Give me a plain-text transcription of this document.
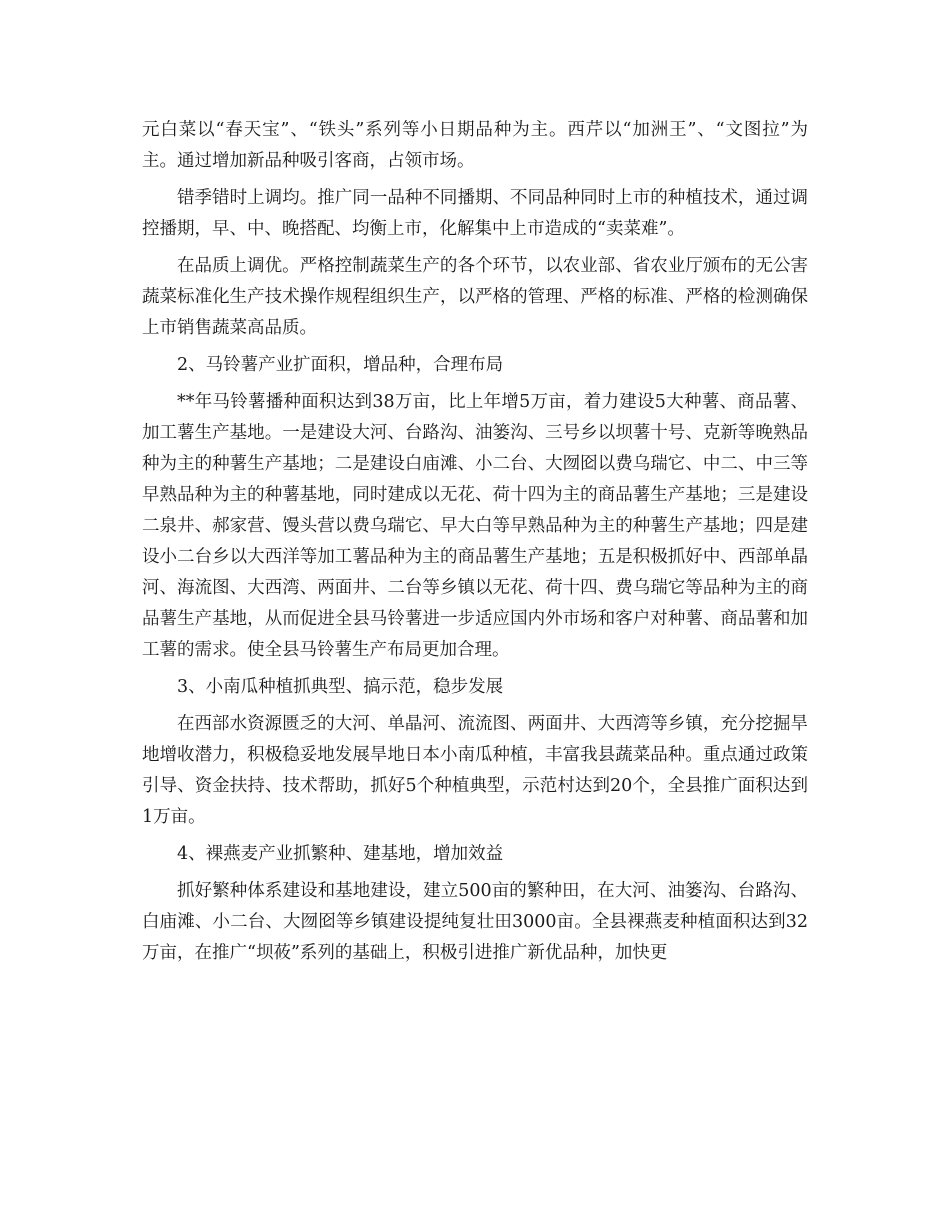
元白菜以“春天宝”、“铁头”系列等小日期品种为主。西芹以“加洲王”、“文图拉”为主。通过增加新品种吸引客商，占领市场。

错季错时上调均。推广同一品种不同播期、不同品种同时上市的种植技术，通过调控播期，早、中、晚搭配、均衡上市，化解集中上市造成的“卖菜难”。

在品质上调优。严格控制蔬菜生产的各个环节，以农业部、省农业厅颁布的无公害蔬菜标准化生产技术操作规程组织生产，以严格的管理、严格的标准、严格的检测确保上市销售蔬菜高品质。

2、马铃薯产业扩面积，增品种，合理布局

**年马铃薯播种面积达到38万亩，比上年增5万亩，着力建设5大种薯、商品薯、加工薯生产基地。一是建设大河、台路沟、油篓沟、三号乡以坝薯十号、克新等晚熟品种为主的种薯生产基地；二是建设白庙滩、小二台、大囫囵以费乌瑞它、中二、中三等早熟品种为主的种薯基地，同时建成以无花、荷十四为主的商品薯生产基地；三是建设二泉井、郝家营、馒头营以费乌瑞它、早大白等早熟品种为主的种薯生产基地；四是建设小二台乡以大西洋等加工薯品种为主的商品薯生产基地；五是积极抓好中、西部单晶河、海流图、大西湾、两面井、二台等乡镇以无花、荷十四、费乌瑞它等品种为主的商品薯生产基地，从而促进全县马铃薯进一步适应国内外市场和客户对种薯、商品薯和加工薯的需求。使全县马铃薯生产布局更加合理。

3、小南瓜种植抓典型、搞示范，稳步发展

在西部水资源匮乏的大河、单晶河、流流图、两面井、大西湾等乡镇，充分挖掘旱地增收潜力，积极稳妥地发展旱地日本小南瓜种植，丰富我县蔬菜品种。重点通过政策引导、资金扶持、技术帮助，抓好5个种植典型，示范村达到20个，全县推广面积达到1万亩。

4、裸燕麦产业抓繁种、建基地，增加效益

抓好繁种体系建设和基地建设，建立500亩的繁种田，在大河、油篓沟、台路沟、白庙滩、小二台、大囫囵等乡镇建设提纯复壮田3000亩。全县裸燕麦种植面积达到32万亩，在推广“坝莜”系列的基础上，积极引进推广新优品种，加快更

* * * * * * * * *

EXERCISE TASK | Output the records above exactly; leave out the pictures.

SOLUTION FOR THIS EXERCISE |
Give me a plain-text transcription of this document.
元白菜以“春天宝”、“铁头”系列等小日期品种为主。西芹以“加洲王”、“文图拉”为主。通过增加新品种吸引客商，占领市场。

错季错时上调均。推广同一品种不同播期、不同品种同时上市的种植技术，通过调控播期，早、中、晚搭配、均衡上市，化解集中上市造成的“卖菜难”。

在品质上调优。严格控制蔬菜生产的各个环节，以农业部、省农业厅颁布的无公害蔬菜标准化生产技术操作规程组织生产，以严格的管理、严格的标准、严格的检测确保上市销售蔬菜高品质。

2、马铃薯产业扩面积，增品种，合理布局

**年马铃薯播种面积达到38万亩，比上年增5万亩，着力建设5大种薯、商品薯、加工薯生产基地。一是建设大河、台路沟、油篓沟、三号乡以坝薯十号、克新等晚熟品种为主的种薯生产基地；二是建设白庙滩、小二台、大囫囵以费乌瑞它、中二、中三等早熟品种为主的种薯基地，同时建成以无花、荷十四为主的商品薯生产基地；三是建设二泉井、郝家营、馒头营以费乌瑞它、早大白等早熟品种为主的种薯生产基地；四是建设小二台乡以大西洋等加工薯品种为主的商品薯生产基地；五是积极抓好中、西部单晶河、海流图、大西湾、两面井、二台等乡镇以无花、荷十四、费乌瑞它等品种为主的商品薯生产基地，从而促进全县马铃薯进一步适应国内外市场和客户对种薯、商品薯和加工薯的需求。使全县马铃薯生产布局更加合理。

3、小南瓜种植抓典型、搞示范，稳步发展

在西部水资源匮乏的大河、单晶河、流流图、两面井、大西湾等乡镇，充分挖掘旱地增收潜力，积极稳妥地发展旱地日本小南瓜种植，丰富我县蔬菜品种。重点通过政策引导、资金扶持、技术帮助，抓好5个种植典型，示范村达到20个，全县推广面积达到1万亩。

4、裸燕麦产业抓繁种、建基地，增加效益

抓好繁种体系建设和基地建设，建立500亩的繁种田，在大河、油篓沟、台路沟、白庙滩、小二台、大囫囵等乡镇建设提纯复壮田3000亩。全县裸燕麦种植面积达到32万亩，在推广“坝莜”系列的基础上，积极引进推广新优品种，加快更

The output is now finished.